# [Exercise directions]
In the records below, count every line containing "cases". Reply with the number only.

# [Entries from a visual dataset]

---

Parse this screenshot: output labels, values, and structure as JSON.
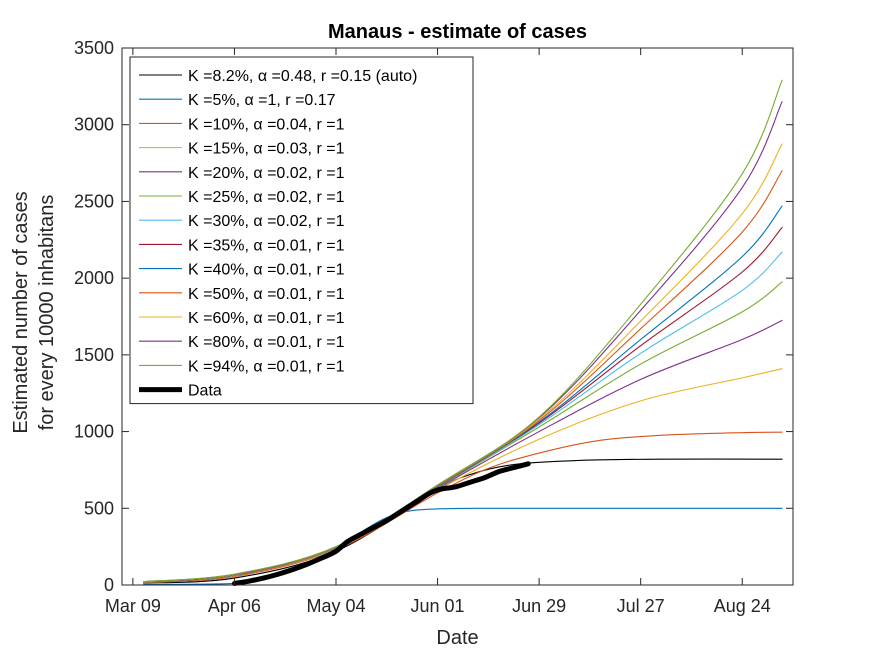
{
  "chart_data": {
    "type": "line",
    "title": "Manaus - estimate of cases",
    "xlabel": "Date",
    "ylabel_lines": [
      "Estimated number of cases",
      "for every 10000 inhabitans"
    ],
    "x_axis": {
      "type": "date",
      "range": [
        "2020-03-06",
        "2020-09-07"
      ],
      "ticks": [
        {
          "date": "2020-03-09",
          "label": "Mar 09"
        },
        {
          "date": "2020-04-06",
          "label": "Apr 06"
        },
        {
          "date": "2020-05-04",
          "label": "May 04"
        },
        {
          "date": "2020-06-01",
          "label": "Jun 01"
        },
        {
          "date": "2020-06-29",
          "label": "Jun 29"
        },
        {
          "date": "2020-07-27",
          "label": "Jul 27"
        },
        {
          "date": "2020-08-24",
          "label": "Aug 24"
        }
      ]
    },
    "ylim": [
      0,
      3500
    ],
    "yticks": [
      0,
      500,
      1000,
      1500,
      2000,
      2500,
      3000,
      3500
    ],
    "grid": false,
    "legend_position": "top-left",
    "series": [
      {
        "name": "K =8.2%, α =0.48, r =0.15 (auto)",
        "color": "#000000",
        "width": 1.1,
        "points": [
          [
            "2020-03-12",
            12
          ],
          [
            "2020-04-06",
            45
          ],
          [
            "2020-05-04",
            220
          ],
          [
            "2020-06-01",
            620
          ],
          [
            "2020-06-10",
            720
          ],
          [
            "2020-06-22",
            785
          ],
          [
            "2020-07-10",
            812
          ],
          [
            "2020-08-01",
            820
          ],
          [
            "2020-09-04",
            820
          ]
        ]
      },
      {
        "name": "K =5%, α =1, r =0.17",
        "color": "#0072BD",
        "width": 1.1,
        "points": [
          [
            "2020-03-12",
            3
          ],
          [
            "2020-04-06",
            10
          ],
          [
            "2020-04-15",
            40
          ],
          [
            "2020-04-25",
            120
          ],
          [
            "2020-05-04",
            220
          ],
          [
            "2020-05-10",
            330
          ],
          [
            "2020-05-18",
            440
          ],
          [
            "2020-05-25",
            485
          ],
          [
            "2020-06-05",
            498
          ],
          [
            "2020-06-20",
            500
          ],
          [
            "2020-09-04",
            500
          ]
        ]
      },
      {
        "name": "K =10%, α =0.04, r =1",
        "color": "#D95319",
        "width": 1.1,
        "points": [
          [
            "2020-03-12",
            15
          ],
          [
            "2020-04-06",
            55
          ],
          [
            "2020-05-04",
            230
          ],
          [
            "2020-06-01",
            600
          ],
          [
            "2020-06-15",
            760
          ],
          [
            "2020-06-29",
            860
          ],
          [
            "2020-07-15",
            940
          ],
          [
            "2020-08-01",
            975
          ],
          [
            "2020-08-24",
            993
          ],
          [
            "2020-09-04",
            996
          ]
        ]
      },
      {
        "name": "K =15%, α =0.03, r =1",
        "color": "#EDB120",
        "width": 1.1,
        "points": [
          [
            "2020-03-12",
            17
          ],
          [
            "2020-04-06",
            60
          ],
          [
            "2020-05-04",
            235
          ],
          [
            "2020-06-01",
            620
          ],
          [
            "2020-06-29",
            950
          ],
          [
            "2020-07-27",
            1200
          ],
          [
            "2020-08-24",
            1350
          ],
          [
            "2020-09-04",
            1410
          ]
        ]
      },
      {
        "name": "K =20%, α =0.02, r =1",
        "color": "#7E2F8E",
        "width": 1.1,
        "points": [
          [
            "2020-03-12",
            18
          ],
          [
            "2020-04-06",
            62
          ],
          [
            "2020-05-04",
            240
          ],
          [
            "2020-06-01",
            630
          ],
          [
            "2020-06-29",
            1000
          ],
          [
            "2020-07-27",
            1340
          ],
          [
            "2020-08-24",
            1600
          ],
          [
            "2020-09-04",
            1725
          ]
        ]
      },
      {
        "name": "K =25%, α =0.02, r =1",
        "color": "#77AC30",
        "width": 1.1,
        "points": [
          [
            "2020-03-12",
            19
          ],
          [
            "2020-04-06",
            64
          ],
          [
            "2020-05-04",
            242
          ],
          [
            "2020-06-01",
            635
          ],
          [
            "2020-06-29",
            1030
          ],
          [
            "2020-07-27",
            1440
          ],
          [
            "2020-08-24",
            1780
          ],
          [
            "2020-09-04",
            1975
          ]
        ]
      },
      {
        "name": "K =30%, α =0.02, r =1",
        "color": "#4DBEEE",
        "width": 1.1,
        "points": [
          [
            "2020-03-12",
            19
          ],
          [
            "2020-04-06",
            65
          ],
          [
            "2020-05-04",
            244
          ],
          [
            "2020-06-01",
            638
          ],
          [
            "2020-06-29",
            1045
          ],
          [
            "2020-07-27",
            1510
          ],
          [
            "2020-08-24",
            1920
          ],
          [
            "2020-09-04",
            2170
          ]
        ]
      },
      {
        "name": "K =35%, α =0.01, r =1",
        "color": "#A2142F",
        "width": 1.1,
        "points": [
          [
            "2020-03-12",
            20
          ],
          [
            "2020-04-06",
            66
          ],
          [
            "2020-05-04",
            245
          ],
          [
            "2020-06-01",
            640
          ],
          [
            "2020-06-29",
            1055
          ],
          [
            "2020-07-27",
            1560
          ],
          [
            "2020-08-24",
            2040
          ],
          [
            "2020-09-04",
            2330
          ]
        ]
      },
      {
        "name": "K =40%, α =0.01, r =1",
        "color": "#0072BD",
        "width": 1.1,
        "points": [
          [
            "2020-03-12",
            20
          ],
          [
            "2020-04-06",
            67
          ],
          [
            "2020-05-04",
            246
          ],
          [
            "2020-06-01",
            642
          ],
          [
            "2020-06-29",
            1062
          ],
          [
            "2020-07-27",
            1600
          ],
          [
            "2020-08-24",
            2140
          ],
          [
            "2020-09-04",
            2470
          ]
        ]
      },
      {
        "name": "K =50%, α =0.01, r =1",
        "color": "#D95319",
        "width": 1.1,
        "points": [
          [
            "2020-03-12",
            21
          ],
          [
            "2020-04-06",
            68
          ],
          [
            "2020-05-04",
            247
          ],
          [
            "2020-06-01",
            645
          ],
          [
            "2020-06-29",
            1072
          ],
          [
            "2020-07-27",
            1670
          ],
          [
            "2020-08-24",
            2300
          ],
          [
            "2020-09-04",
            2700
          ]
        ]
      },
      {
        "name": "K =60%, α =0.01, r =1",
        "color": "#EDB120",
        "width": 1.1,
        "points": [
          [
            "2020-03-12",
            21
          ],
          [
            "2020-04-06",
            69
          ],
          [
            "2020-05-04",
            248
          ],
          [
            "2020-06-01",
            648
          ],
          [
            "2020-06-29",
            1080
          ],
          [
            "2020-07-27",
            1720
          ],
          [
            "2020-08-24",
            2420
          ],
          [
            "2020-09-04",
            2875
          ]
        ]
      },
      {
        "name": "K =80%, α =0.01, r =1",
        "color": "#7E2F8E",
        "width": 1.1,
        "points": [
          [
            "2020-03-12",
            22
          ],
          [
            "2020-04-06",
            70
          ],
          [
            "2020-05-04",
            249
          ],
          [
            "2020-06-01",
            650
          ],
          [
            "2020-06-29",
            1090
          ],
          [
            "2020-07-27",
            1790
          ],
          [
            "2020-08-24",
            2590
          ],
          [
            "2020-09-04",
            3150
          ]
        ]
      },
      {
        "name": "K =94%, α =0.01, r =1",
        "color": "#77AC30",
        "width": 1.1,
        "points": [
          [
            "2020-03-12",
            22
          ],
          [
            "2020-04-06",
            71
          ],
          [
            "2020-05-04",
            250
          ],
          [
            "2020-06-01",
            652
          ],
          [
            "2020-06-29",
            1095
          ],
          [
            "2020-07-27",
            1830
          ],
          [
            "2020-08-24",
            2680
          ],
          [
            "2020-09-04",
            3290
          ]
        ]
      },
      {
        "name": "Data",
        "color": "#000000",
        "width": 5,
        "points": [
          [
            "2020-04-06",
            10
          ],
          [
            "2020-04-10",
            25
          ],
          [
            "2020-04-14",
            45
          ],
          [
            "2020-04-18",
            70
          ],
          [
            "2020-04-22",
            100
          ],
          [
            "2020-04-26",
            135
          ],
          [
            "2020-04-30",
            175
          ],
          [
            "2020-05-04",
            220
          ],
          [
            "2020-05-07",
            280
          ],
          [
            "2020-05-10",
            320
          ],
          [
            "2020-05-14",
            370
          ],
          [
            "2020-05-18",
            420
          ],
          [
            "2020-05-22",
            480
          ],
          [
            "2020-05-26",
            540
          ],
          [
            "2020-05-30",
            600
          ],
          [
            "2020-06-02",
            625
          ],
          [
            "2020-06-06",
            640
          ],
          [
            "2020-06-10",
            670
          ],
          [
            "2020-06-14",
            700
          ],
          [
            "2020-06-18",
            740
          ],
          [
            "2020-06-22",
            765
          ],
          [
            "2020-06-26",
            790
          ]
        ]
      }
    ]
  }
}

---

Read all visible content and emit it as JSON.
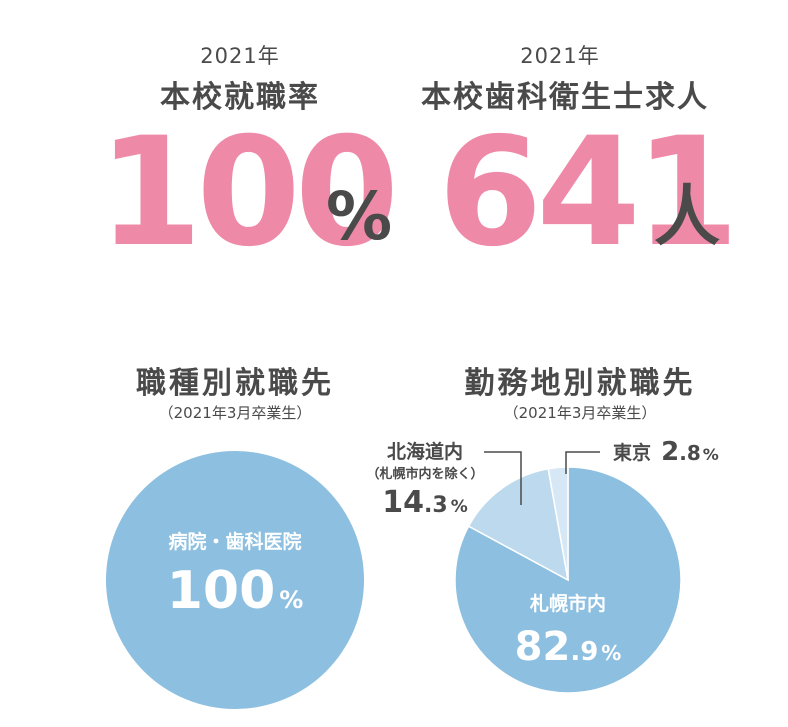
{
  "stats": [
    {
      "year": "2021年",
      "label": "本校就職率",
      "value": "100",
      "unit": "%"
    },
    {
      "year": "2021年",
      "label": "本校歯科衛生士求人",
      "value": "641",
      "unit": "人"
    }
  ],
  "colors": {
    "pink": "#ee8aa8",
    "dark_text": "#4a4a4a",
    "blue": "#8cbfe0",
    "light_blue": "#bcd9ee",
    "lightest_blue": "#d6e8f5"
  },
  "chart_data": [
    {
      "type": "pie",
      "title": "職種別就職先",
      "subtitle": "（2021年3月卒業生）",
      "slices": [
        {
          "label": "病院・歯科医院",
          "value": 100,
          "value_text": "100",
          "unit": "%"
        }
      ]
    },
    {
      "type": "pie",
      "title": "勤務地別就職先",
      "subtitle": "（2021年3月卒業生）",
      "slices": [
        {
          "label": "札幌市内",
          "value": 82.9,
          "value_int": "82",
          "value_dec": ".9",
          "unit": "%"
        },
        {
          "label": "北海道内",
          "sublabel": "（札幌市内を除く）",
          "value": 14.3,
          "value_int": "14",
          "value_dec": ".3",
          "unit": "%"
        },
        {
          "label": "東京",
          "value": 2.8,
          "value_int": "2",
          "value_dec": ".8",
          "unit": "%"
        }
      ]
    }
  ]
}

---

# [Result for this exercise]
2